Source data:
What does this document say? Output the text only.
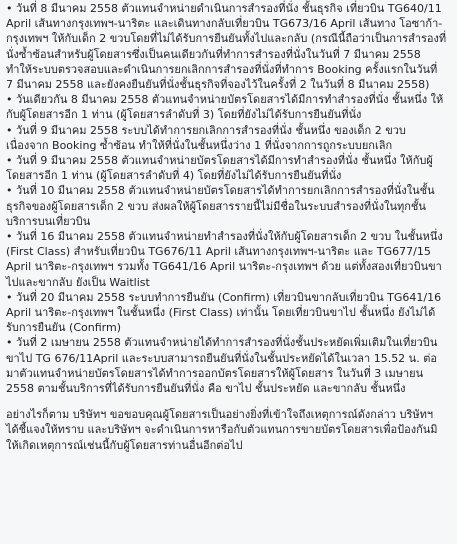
• วันที่ 8 มีนาคม 2558 ตัวแทนจำหน่ายดำเนินการสำรองที่นั่ง ชั้นธุรกิจ เที่ยวบิน TG640/11 April เส้นทางกรุงเทพฯ-นาริตะ และเดินทางกลับเที่ยวบิน TG673/16 April เส้นทาง โอซาก้า-กรุงเทพฯ ให้กับเด็ก 2 ขวบโดยที่ไม่ได้รับการยืนยันทั้งไปและกลับ (กรณีนี้ถือว่าเป็นการสำรองที่นั่งซ้ำซ้อนสำหรับผู้โดยสารซึ่งเป็นคนเดียวกันที่ทำการสำรองที่นั่งในวันที่ 7 มีนาคม 2558 ทำให้ระบบตรวจสอบและดำเนินการยกเลิกการสำรองที่นั่งที่ทำการ Booking ครั้งแรกในวันที่ 7 มีนาคม 2558 และยังคงยืนยันที่นั่งชั้นธุรกิจที่จองไว้ในครั้งที่ 2 ในวันที่ 8 มีนาคม 2558)
• วันเดียวกัน 8 มีนาคม 2558 ตัวแทนจำหน่ายบัตรโดยสารได้มีการทำสำรองที่นั่ง ชั้นหนึ่ง ให้กับผู้โดยสารอีก 1 ท่าน (ผู้โดยสารลำดับที่ 3) โดยที่ยังไม่ได้รับการยืนยันที่นั่ง
• วันที่ 9 มีนาคม 2558 ระบบได้ทำการยกเลิกการสำรองที่นั่ง ชั้นหนึ่ง ของเด็ก 2 ขวบเนื่องจาก Booking ซ้ำซ้อน ทำให้ที่นั่งในชั้นหนึ่งว่าง 1 ที่นั่งจากการถูกระบบยกเลิก
• วันที่ 9 มีนาคม 2558 ตัวแทนจำหน่ายบัตรโดยสารได้มีการทำสำรองที่นั่ง ชั้นหนึ่ง ให้กับผู้โดยสารอีก 1 ท่าน (ผู้โดยสารลำดับที่ 4) โดยที่ยังไม่ได้รับการยืนยันที่นั่ง
• วันที่ 10 มีนาคม 2558 ตัวแทนจำหน่ายบัตรโดยสารได้ทำการยกเลิกการสำรองที่นั่งในชั้นธุรกิจของผู้โดยสารเด็ก 2 ขวบ ส่งผลให้ผู้โดยสารรายนี้ไม่มีชื่อในระบบสำรองที่นั่งในทุกชั้นบริการบนเที่ยวบิน
• วันที่ 16 มีนาคม 2558 ตัวแทนจำหน่ายทำสำรองที่นั่งให้กับผู้โดยสารเด็ก 2 ขวบ ในชั้นหนึ่ง (First Class) สำหรับเที่ยวบิน TG676/11 April เส้นทางกรุงเทพฯ-นาริตะ และ TG677/15 April นาริตะ-กรุงเทพฯ รวมทั้ง TG641/16 April นาริตะ-กรุงเทพฯ ด้วย แต่ทั้งสองเที่ยวบินขาไปและขากลับ ยังเป็น Waitlist
• วันที่ 20 มีนาคม 2558 ระบบทำการยืนยัน (Confirm) เที่ยวบินขากลับเที่ยวบิน TG641/16 April นาริตะ-กรุงเทพฯ ในชั้นหนึ่ง (First Class) เท่านั้น โดยเที่ยวบินขาไป ชั้นหนึ่ง ยังไม่ได้รับการยืนยัน (Confirm)
• วันที่ 2 เมษายน 2558 ตัวแทนจำหน่ายได้ทำการสำรองที่นั่งชั้นประหยัดเพิ่มเติมในเที่ยวบินขาไป TG 676/11April และระบบสามารถยืนยันที่นั่งในชั้นประหยัดได้ในเวลา 15.52 น. ต่อมาตัวแทนจำหน่ายบัตรโดยสารได้ทำการออกบัตรโดยสารให้ผู้โดยสาร ในวันที่ 3 เมษายน 2558 ตามชั้นบริการที่ได้รับการยืนยันที่นั่ง คือ ขาไป ชั้นประหยัด และขากลับ ชั้นหนึ่ง

อย่างไรก็ตาม บริษัทฯ ขอขอบคุณผู้โดยสารเป็นอย่างยิ่งที่เข้าใจถึงเหตุการณ์ดังกล่าว บริษัทฯ ได้ชี้แจงให้ทราบ และบริษัทฯ จะดำเนินการหารือกับตัวแทนการขายบัตรโดยสารเพื่อป้องกันมิให้เกิดเหตุการณ์เช่นนี้กับผู้โดยสารท่านอื่นอีกต่อไป
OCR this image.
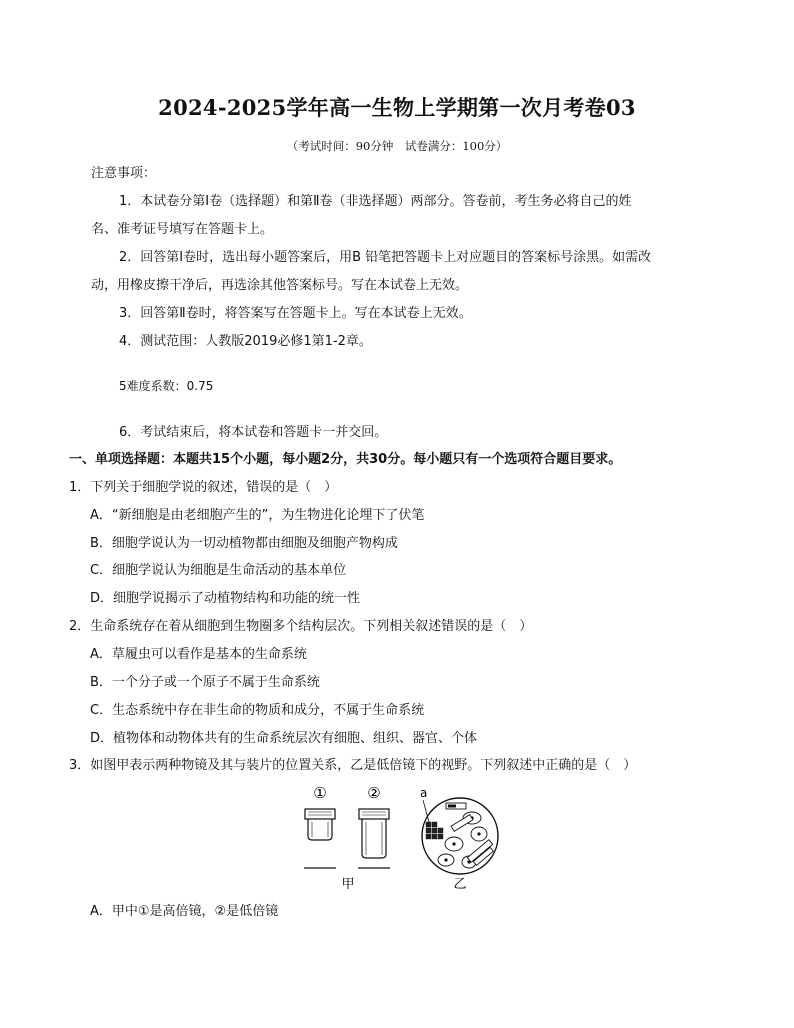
2024-2025学年高一生物上学期第一次月考卷03
（考试时间：90分钟　试卷满分：100分）
注意事项：
1．本试卷分第Ⅰ卷（选择题）和第Ⅱ卷（非选择题）两部分。答卷前，考生务必将自己的姓
名、准考证号填写在答题卡上。
2．回答第Ⅰ卷时，选出每小题答案后，用B 铅笔把答题卡上对应题目的答案标号涂黑。如需改
动，用橡皮擦干净后，再选涂其他答案标号。写在本试卷上无效。
3．回答第Ⅱ卷时，将答案写在答题卡上。写在本试卷上无效。
4．测试范围：人教版2019必修1第1-2章。
5难度系数：0.75
6．考试结束后，将本试卷和答题卡一并交回。
一、单项选择题：本题共15个小题，每小题2分，共30分。每小题只有一个选项符合题目要求。
1．下列关于细胞学说的叙述，错误的是（　）
A．“新细胞是由老细胞产生的”，为生物进化论埋下了伏笔
B．细胞学说认为一切动植物都由细胞及细胞产物构成
C．细胞学说认为细胞是生命活动的基本单位
D．细胞学说揭示了动植物结构和功能的统一性
2．生命系统存在着从细胞到生物圈多个结构层次。下列相关叙述错误的是（　）
A．草履虫可以看作是基本的生命系统
B．一个分子或一个原子不属于生命系统
C．生态系统中存在非生命的物质和成分，不属于生命系统
D．植物体和动物体共有的生命系统层次有细胞、组织、器官、个体
3．如图甲表示两种物镜及其与装片的位置关系，乙是低倍镜下的视野。下列叙述中正确的是（　）
①	②
甲
a
乙
A．甲中①是高倍镜，②是低倍镜
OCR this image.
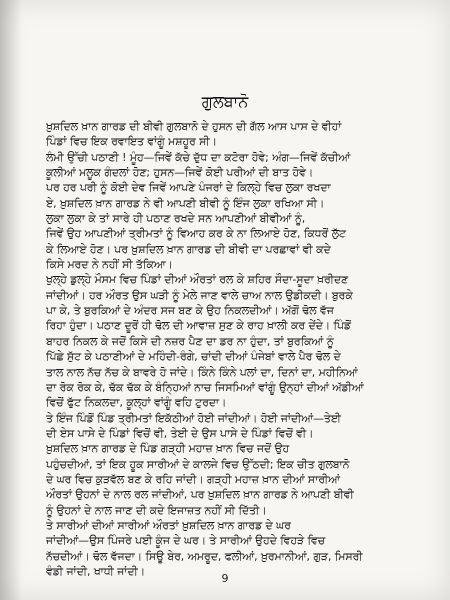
ਗੁਲਬਾਨੋ
ਖ਼ੁਸ਼ਦਿਲ ਖ਼ਾਨ ਗਾਰਡ ਦੀ ਬੀਵੀ ਗੁਲਬਾਨੋ ਦੇ ਹੁਸਨ ਦੀ ਗੱਲ ਆਸ ਪਾਸ ਦੇ ਵੀਹਾਂ
ਪਿੰਡਾਂ ਵਿਚ ਇਕ ਰਵਾਇਤ ਵਾਂਗੂੰ ਮਸ਼ਹੂਰ ਸੀ।
ਲੰਮੀ ਉੱਚੀ ਪਠਾਣੀ ! ਮੂੰਹ—ਜਿਵੇਂ ਕੱਚੇ ਦੁੱਧ ਦਾ ਕਟੋਰਾ ਹੋਵੇ; ਅੰਗ—ਜਿਵੇਂ ਕੱਚੀਆਂ
ਕੂਲੀਆਂ ਮਲੂਕ ਗੰਦਲਾਂ ਹੋਣ; ਹੁਸਨ—ਜਿਵੇਂ ਕੋਈ ਪਰੀਆਂ ਦੀ ਬਾਤ ਹੋਵੇ।
ਪਰ ਹਰ ਪਰੀ ਨੂੰ ਕੋਈ ਦੇਵ ਜਿਵੇਂ ਆਪਣੇ ਪੰਜਰਾਂ ਦੇ ਕਿਲ੍ਹੇ ਵਿਚ ਲੁਕਾ ਰਖਦਾ
ਏ, ਖ਼ੁਸ਼ਦਿਲ ਖ਼ਾਨ ਗਾਰਡ ਨੇ ਵੀ ਆਪਣੀ ਬੀਵੀ ਨੂੰ ਇੰਜ ਲੁਕਾ ਰਖਿਆ ਸੀ।
ਲੁਕਾ ਲੁਕਾ ਕੇ ਤਾਂ ਸਾਰੇ ਹੀ ਪਠਾਣ ਰਖਦੇ ਸਨ ਆਪਣੀਆਂ ਬੀਵੀਆਂ ਨੂੰ,
ਜਿਵੇਂ ਉਹ ਆਪਣੀਆਂ ਤ੍ਰੀਮਤਾਂ ਨੂੰ ਵਿਆਹ ਕਰ ਕੇ ਨਾ ਲਿਆਏ ਹੋਣ, ਕਿਧਰੋਂ ਲੁੱਟ
ਕੇ ਲਿਆਏ ਹੋਣ। ਪਰ ਖ਼ੁਸ਼ਦਿਲ ਖ਼ਾਨ ਗਾਰਡ ਦੀ ਬੀਵੀ ਦਾ ਪਰਛਾਵਾਂ ਵੀ ਕਦੇ
ਕਿਸੇ ਮਰਦ ਨੇ ਨਹੀਂ ਸੀ ਤੱਕਿਆ।
ਖੁਲ੍ਹੇ ਡੁਲ੍ਹੇ ਮੌਸਮ ਵਿਚ ਪਿੰਡਾਂ ਦੀਆਂ ਔਰਤਾਂ ਰਲ ਕੇ ਸ਼ਹਿਰ ਸੌਦਾ-ਸੂਦਾ ਖ਼ਰੀਦਣ
ਜਾਂਦੀਆਂ। ਹਰ ਔਰਤ ਉਸ ਘੜੀ ਨੂੰ ਮੇਲੇ ਜਾਣ ਵਾਲੇ ਚਾਅ ਨਾਲ ਉਡੀਕਦੀ। ਬੁਰਕੇ
ਪਾ ਕੇ, ਤੇ ਬੁਰਕਿਆਂ ਦੇ ਅੰਦਰ ਸਜ ਬਣ ਕੇ ਉਹ ਨਿਕਲਦੀਆਂ। ਅੱਗੋਂ ਢੋਲ ਵੱਜ
ਰਿਹਾ ਹੁੰਦਾ। ਪਠਾਣ ਦੂਰੋਂ ਹੀ ਢੋਲ ਦੀ ਆਵਾਜ਼ ਸੁਣ ਕੇ ਰਾਹ ਖ਼ਾਲੀ ਕਰ ਦੇਂਦੇ। ਪਿੰਡੋਂ
ਬਾਹਰ ਨਿਕਲ ਕੇ ਜਦੋਂ ਕਿਸੇ ਦੀ ਨਜ਼ਰ ਪੈਣ ਦਾ ਡਰ ਨਾ ਹੁੰਦਾ, ਤਾਂ ਬੁਰਕਿਆਂ ਨੂੰ
ਪਿੱਛੇ ਸੁੱਟ ਕੇ ਪਠਾਣੀਆਂ ਦੇ ਮਹਿੰਦੀ-ਰੰਗੇ, ਚਾਂਦੀ ਦੀਆਂ ਪੰਜੇਬਾਂ ਵਾਲੇ ਪੈਰ ਢੋਲ ਦੇ
ਤਾਲ ਨਾਲ ਨੱਚ ਨੱਚ ਕੇ ਬਾਵਰੇ ਹੋ ਜਾਂਦੇ। ਕਿੰਨੇ ਕਿੰਨੇ ਪਲਾਂ ਦਾ, ਦਿਨਾਂ ਦਾ, ਮਹੀਨਿਆਂ
ਦਾ ਰੋਕ ਰੋਕ ਕੇ, ਢੱਕ ਢੱਕ ਕੇ ਬੰਨ੍ਹਿਆਂ ਨਾਚ ਜਿਸਮਿਆਂ ਵਾਂਗੂੰ ਉਨ੍ਹਾਂ ਦੀਆਂ ਅੱਡੀਆਂ
ਵਿਚੋਂ ਫੁੱਟ ਨਿਕਲਦਾ, ਕੂਲ੍ਹਾਂ ਵਾਂਗੂੰ ਵਹਿ ਟੁਰਦਾ।
ਤੇ ਇੰਜ ਪਿੰਡੋਂ ਪਿੰਡ ਤ੍ਰੀਮਤਾਂ ਇਕੱਠੀਆਂ ਹੋਈ ਜਾਂਦੀਆਂ। ਹੋਈ ਜਾਂਦੀਆਂ—ਤੇਈ
ਦੀ ਏਸ ਪਾਸੇ ਦੇ ਪਿੰਡਾਂ ਵਿਚੋਂ ਵੀ, ਤੇਈ ਦੇ ਉਸ ਪਾਸੇ ਦੇ ਪਿੰਡਾਂ ਵਿਚੋਂ ਵੀ।
ਖ਼ੁਸ਼ਦਿਲ ਖ਼ਾਨ ਗਾਰਡ ਦੇ ਪਿੰਡ ਗੜ੍ਹੀ ਮਹਾਜ਼ ਖ਼ਾਨ ਵਿਚ ਜਦੋਂ ਉਹ
ਪਹੁੰਚਦੀਆਂ, ਤਾਂ ਇਕ ਹੂਕ ਸਾਰੀਆਂ ਦੇ ਕਾਲਜੇ ਵਿਚ ਉੱਠਦੀ; ਇਕ ਚੀਤ ਗੁਲਬਾਨੋ
ਦੇ ਘਰ ਵਿਚ ਕੁੜਵੱਲ ਬਣ ਕੇ ਰਹਿ ਜਾਂਦੀ। ਗੜ੍ਹੀ ਮਹਾਜ਼ ਖ਼ਾਨ ਦੀਆਂ ਸਾਰੀਆਂ
ਔਰਤਾਂ ਉਹਨਾਂ ਦੇ ਨਾਲ ਰਲ ਜਾਂਦੀਆਂ, ਪਰ ਖ਼ੁਸ਼ਦਿਲ ਖ਼ਾਨ ਗਾਰਡ ਨੇ ਆਪਣੀ ਬੀਵੀ
ਨੂੰ ਉਹਨਾਂ ਦੇ ਨਾਲ ਜਾਣ ਦੀ ਕਦੇ ਇਜਾਜ਼ਤ ਨਹੀਂ ਸੀ ਦਿੱਤੀ।
ਤੇ ਸਾਰੀਆਂ ਦੀਆਂ ਸਾਰੀਆਂ ਔਰਤਾਂ ਖ਼ੁਸ਼ਦਿਲ ਖ਼ਾਨ ਗਾਰਡ ਦੇ ਘਰ
ਜਾਂਦੀਆਂ—ਉਸ ਪਿੰਜਰੇ ਪਈ ਕੂੰਜ ਦੇ ਘਰ। ਤੇ ਸਾਰੀਆਂ ਉਹਦੇ ਵਿਹੜੇ ਵਿਚ
ਨੱਚਦੀਆਂ। ਢੋਲ ਵੱਜਦਾ। ਸਿਊ ਬੇਰ, ਅਮਰੂਦ, ਫਲੀਆਂ, ਖ਼ੁਰਮਾਨੀਆਂ, ਗੁੜ, ਮਿਸਰੀ
ਵੰਡੀ ਜਾਂਦੀ, ਖਾਧੀ ਜਾਂਦੀ।
9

Required work:
Look for the word "โดยสารอ" and return every line where it occurs.

Answer to the task:
• วันเดียวกัน 8 มีนาคม 2558 ตัวแทนจำหน่ายบัตรโดยสารได้มีการทำสำรองที่นั่ง ชั้นหนึ่ง ให้กับผู้โดยสารอีก 1 ท่าน (ผู้โดยสารลำดับที่ 3) โดยที่ยังไม่ได้รับการยืนยันที่นั่ง
• วันที่ 9 มีนาคม 2558 ตัวแทนจำหน่ายบัตรโดยสารได้มีการทำสำรองที่นั่ง ชั้นหนึ่ง ให้กับผู้โดยสารอีก 1 ท่าน (ผู้โดยสารลำดับที่ 4) โดยที่ยังไม่ได้รับการยืนยันที่นั่ง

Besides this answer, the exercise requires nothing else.